# WHAT THIS TASK INVOLVES
Word for word, quote all of the material, omitting the pictures.

─── TASK INPUTS ───

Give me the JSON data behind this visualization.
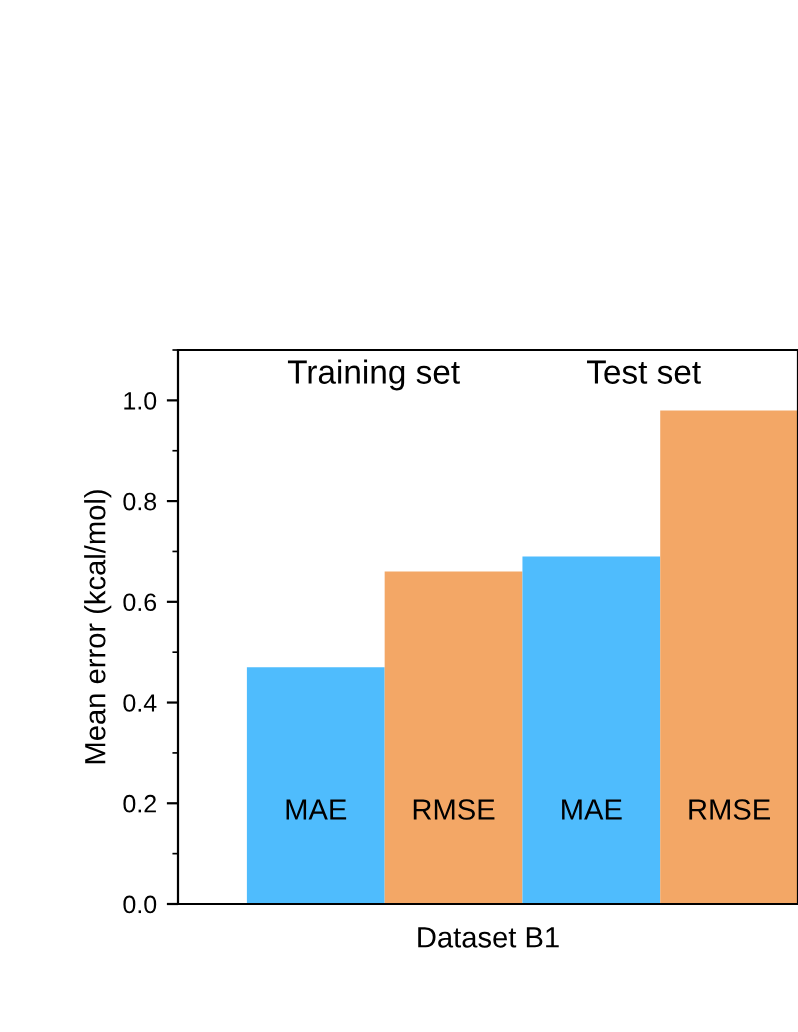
{
  "chart_data": {
    "type": "bar",
    "categories": [
      "MAE",
      "RMSE",
      "MAE",
      "RMSE"
    ],
    "values": [
      0.47,
      0.66,
      0.69,
      0.98
    ],
    "colors": [
      "#4fbcfd",
      "#f3a766",
      "#4fbcfd",
      "#f3a766"
    ],
    "xlabel": "Dataset B1",
    "ylabel": "Mean error (kcal/mol)",
    "annotations": [
      "Training set",
      "Test set"
    ],
    "ylim": [
      0,
      1.1
    ],
    "yticks": [
      {
        "value": 0,
        "label": "0.0"
      },
      0.2,
      0.4,
      0.6,
      0.8,
      {
        "value": 1,
        "label": "1.0"
      }
    ],
    "grid": false,
    "legend": false
  }
}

───

# WRITTEN SOLUTION
Give me the JSON data behind this visualization.
{
  "chart_data": {
    "type": "bar",
    "categories": [
      "MAE",
      "RMSE",
      "MAE",
      "RMSE"
    ],
    "values": [
      0.47,
      0.66,
      0.69,
      0.98
    ],
    "colors": [
      "#4fbcfd",
      "#f3a766",
      "#4fbcfd",
      "#f3a766"
    ],
    "xlabel": "Dataset B1",
    "ylabel": "Mean error (kcal/mol)",
    "annotations": [
      "Training set",
      "Test set"
    ],
    "ylim": [
      0,
      1.1
    ],
    "yticks": [
      {
        "value": 0,
        "label": "0.0"
      },
      0.2,
      0.4,
      0.6,
      0.8,
      {
        "value": 1,
        "label": "1.0"
      }
    ],
    "grid": false,
    "legend": false
  }
}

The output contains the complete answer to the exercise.